┌─ RECORD EXTRACTS
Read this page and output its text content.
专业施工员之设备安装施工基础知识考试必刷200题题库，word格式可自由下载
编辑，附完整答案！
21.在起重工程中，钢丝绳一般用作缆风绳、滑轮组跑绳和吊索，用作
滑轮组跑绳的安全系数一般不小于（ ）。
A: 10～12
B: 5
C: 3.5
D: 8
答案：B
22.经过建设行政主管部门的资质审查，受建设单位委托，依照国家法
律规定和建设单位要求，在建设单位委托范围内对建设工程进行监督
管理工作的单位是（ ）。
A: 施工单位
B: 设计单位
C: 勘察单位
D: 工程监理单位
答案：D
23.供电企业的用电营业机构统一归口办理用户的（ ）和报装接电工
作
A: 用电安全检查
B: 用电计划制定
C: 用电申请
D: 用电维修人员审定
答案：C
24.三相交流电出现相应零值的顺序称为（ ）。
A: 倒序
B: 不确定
└─
### WHAT THE EXERCISE ASKS
Go through the listing and print each line exactly as it appears.

### EXPECTED OUTPUT
Read this page and output its text content.
专业施工员之设备安装施工基础知识考试必刷200题题库，word格式可自由下载
编辑，附完整答案！
21.在起重工程中，钢丝绳一般用作缆风绳、滑轮组跑绳和吊索，用作
滑轮组跑绳的安全系数一般不小于（ ）。
A: 10～12
B: 5
C: 3.5
D: 8
答案：B
22.经过建设行政主管部门的资质审查，受建设单位委托，依照国家法
律规定和建设单位要求，在建设单位委托范围内对建设工程进行监督
管理工作的单位是（ ）。
A: 施工单位
B: 设计单位
C: 勘察单位
D: 工程监理单位
答案：D
23.供电企业的用电营业机构统一归口办理用户的（ ）和报装接电工
作
A: 用电安全检查
B: 用电计划制定
C: 用电申请
D: 用电维修人员审定
答案：C
24.三相交流电出现相应零值的顺序称为（ ）。
A: 倒序
B: 不确定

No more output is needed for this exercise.